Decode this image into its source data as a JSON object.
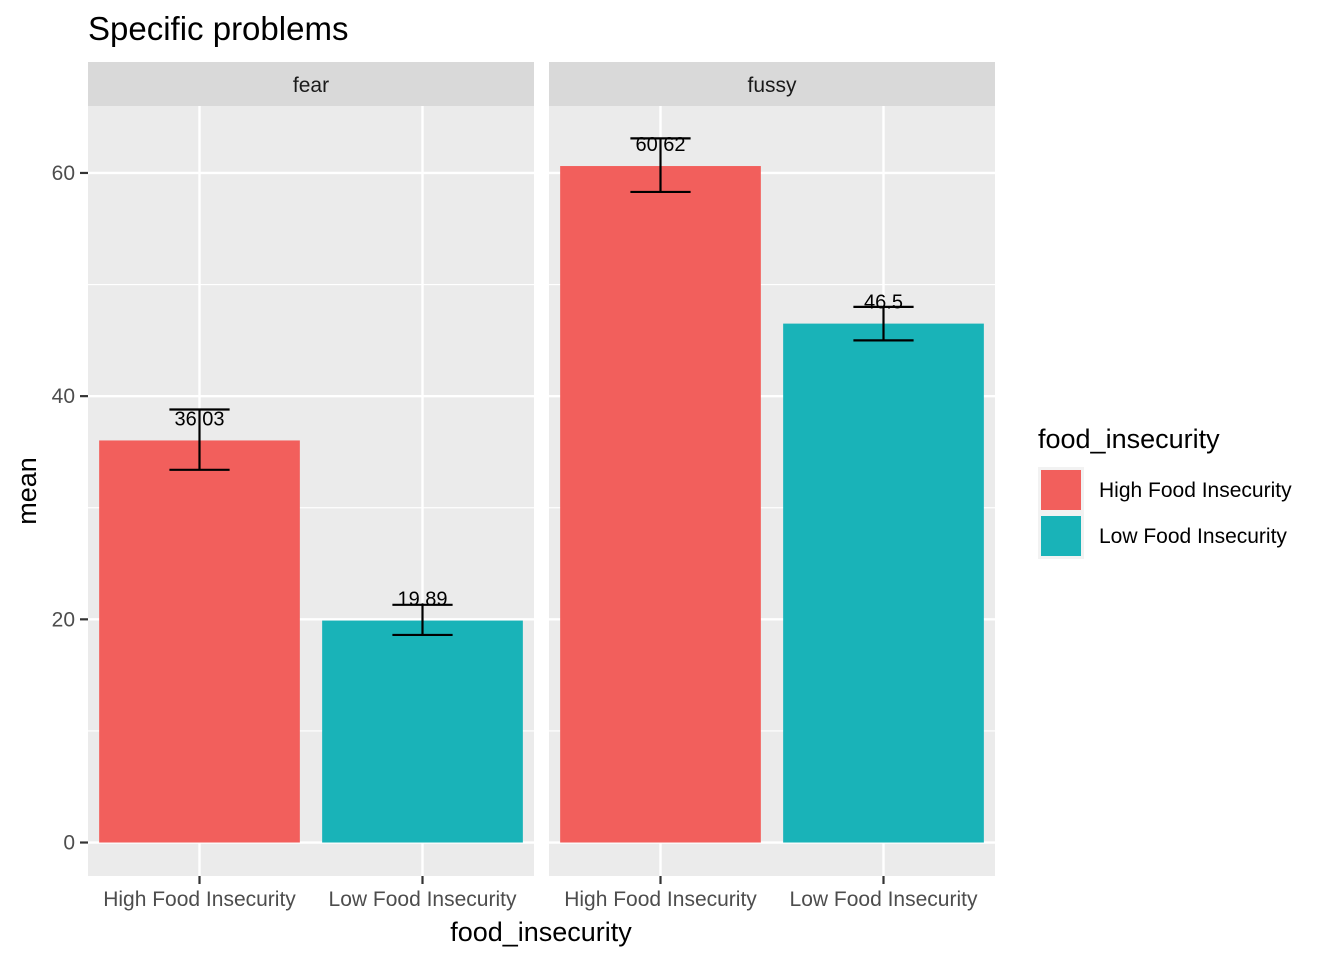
{
  "chart_data": {
    "type": "bar",
    "title": "Specific problems",
    "xlabel": "food_insecurity",
    "ylabel": "mean",
    "ylim": [
      -3,
      66
    ],
    "yticks": [
      0,
      20,
      40,
      60
    ],
    "grid": true,
    "legend_position": "right",
    "legend": {
      "title": "food_insecurity",
      "entries": [
        {
          "label": "High Food Insecurity",
          "color": "#F25F5C"
        },
        {
          "label": "Low Food Insecurity",
          "color": "#19B3B8"
        }
      ]
    },
    "categories": [
      "High Food Insecurity",
      "Low Food Insecurity"
    ],
    "facets": [
      {
        "name": "fear",
        "values": [
          36.03,
          19.89
        ],
        "labels": [
          "36.03",
          "19.89"
        ],
        "error_lower": [
          33.4,
          18.6
        ],
        "error_upper": [
          38.8,
          21.3
        ]
      },
      {
        "name": "fussy",
        "values": [
          60.62,
          46.5
        ],
        "labels": [
          "60.62",
          "46.5"
        ],
        "error_lower": [
          58.3,
          45.0
        ],
        "error_upper": [
          63.1,
          48.0
        ]
      }
    ]
  }
}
++++++++
■ PROMPT ■
Repeat each entry precisely as it appears. Leave the pictures out.

■ CORRECT RESULT ■
Decode this image into its source data as a JSON object.
{
  "chart_data": {
    "type": "bar",
    "title": "Specific problems",
    "xlabel": "food_insecurity",
    "ylabel": "mean",
    "ylim": [
      -3,
      66
    ],
    "yticks": [
      0,
      20,
      40,
      60
    ],
    "grid": true,
    "legend_position": "right",
    "legend": {
      "title": "food_insecurity",
      "entries": [
        {
          "label": "High Food Insecurity",
          "color": "#F25F5C"
        },
        {
          "label": "Low Food Insecurity",
          "color": "#19B3B8"
        }
      ]
    },
    "categories": [
      "High Food Insecurity",
      "Low Food Insecurity"
    ],
    "facets": [
      {
        "name": "fear",
        "values": [
          36.03,
          19.89
        ],
        "labels": [
          "36.03",
          "19.89"
        ],
        "error_lower": [
          33.4,
          18.6
        ],
        "error_upper": [
          38.8,
          21.3
        ]
      },
      {
        "name": "fussy",
        "values": [
          60.62,
          46.5
        ],
        "labels": [
          "60.62",
          "46.5"
        ],
        "error_lower": [
          58.3,
          45.0
        ],
        "error_upper": [
          63.1,
          48.0
        ]
      }
    ]
  }
}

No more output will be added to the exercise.